> **Dataset entries**:
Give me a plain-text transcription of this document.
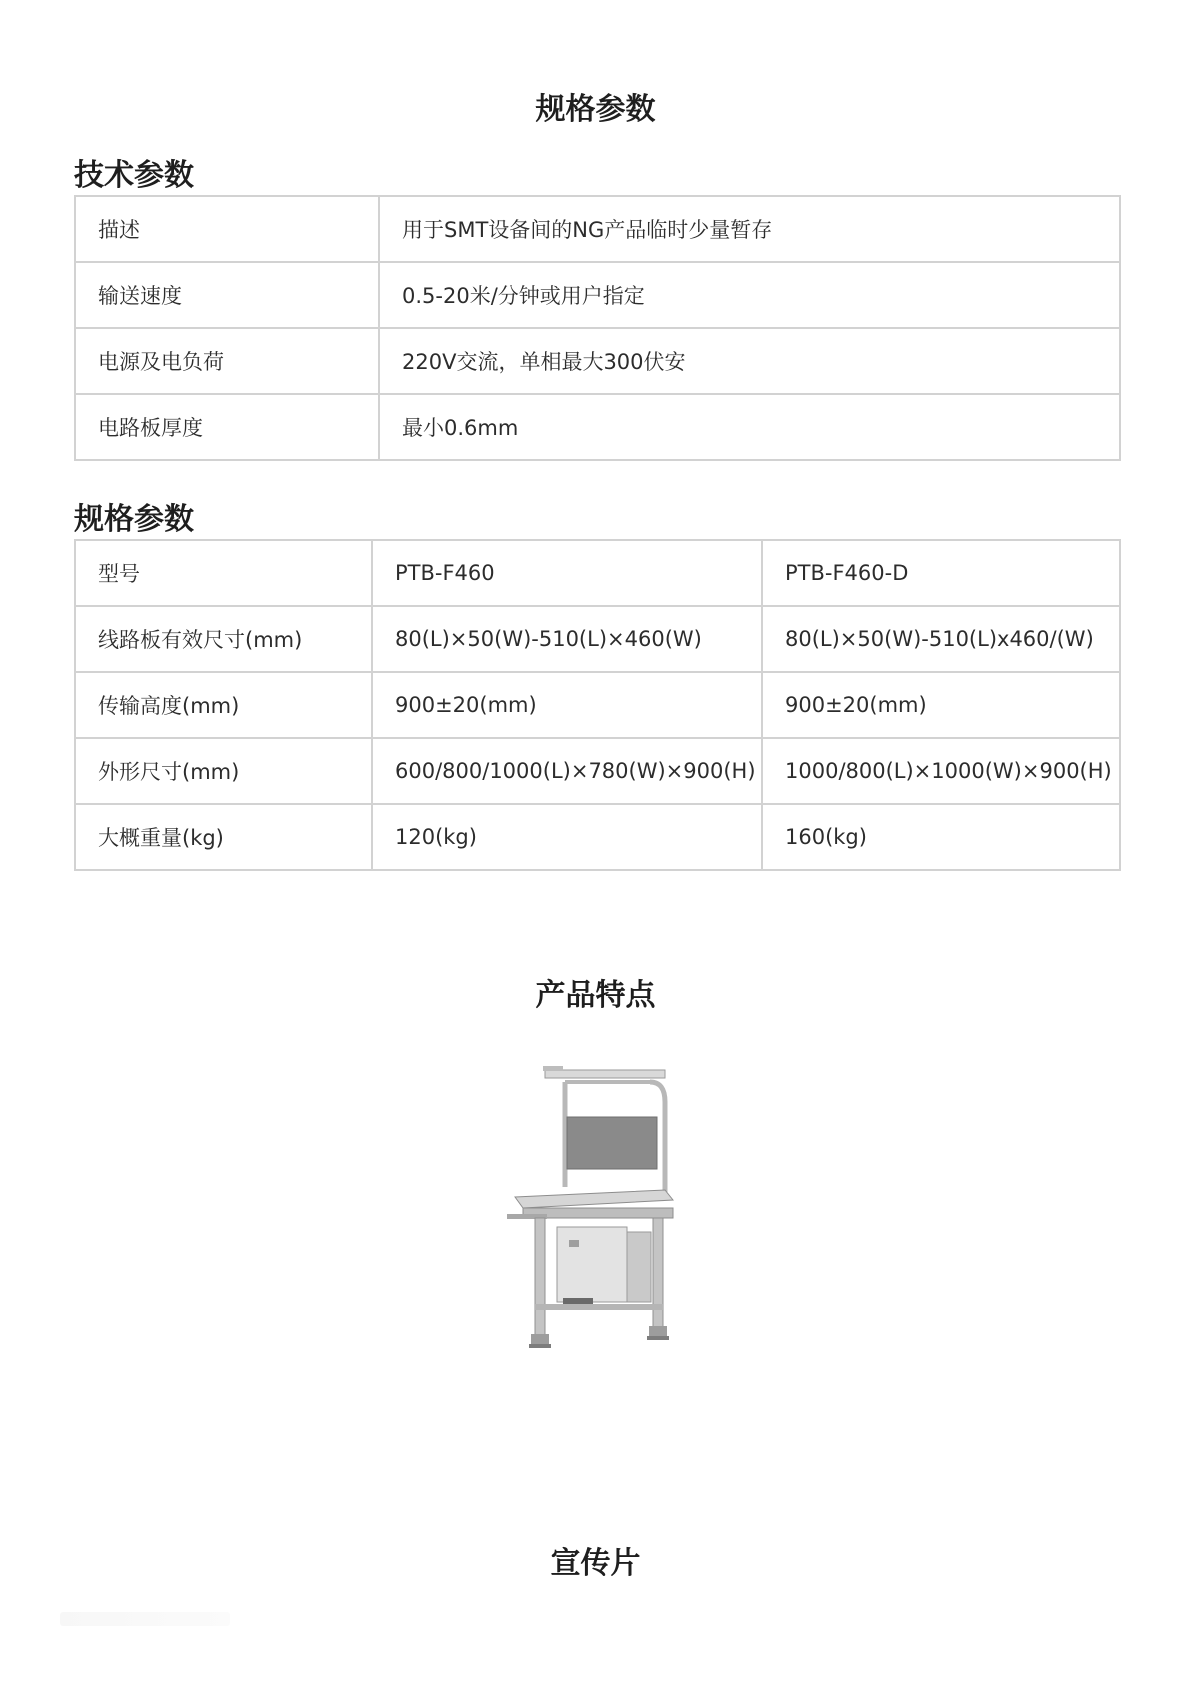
规格参数
技术参数
描述	用于SMT设备间的NG产品临时少量暂存
输送速度	0.5-20米/分钟或用户指定
电源及电负荷	220V交流，单相最大300伏安
电路板厚度	最小0.6mm
规格参数
型号	PTB-F460	PTB-F460-D
线路板有效尺寸(mm)	80(L)×50(W)-510(L)×460(W)	80(L)×50(W)-510(L)x460/(W)
传输高度(mm)	900±20(mm)	900±20(mm)
外形尺寸(mm)	600/800/1000(L)×780(W)×900(H)	1000/800(L)×1000(W)×900(H)
大概重量(kg)	120(kg)	160(kg)
产品特点
宣传片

> **Problem requirements**:
Exactly reproduce each record, leaving out any pictures.

> **Answer to this exercise**:
Give me a plain-text transcription of this document.
规格参数
技术参数
描述	用于SMT设备间的NG产品临时少量暂存
输送速度	0.5-20米/分钟或用户指定
电源及电负荷	220V交流，单相最大300伏安
电路板厚度	最小0.6mm
规格参数
型号	PTB-F460	PTB-F460-D
线路板有效尺寸(mm)	80(L)×50(W)-510(L)×460(W)	80(L)×50(W)-510(L)x460/(W)
传输高度(mm)	900±20(mm)	900±20(mm)
外形尺寸(mm)	600/800/1000(L)×780(W)×900(H)	1000/800(L)×1000(W)×900(H)
大概重量(kg)	120(kg)	160(kg)
产品特点
宣传片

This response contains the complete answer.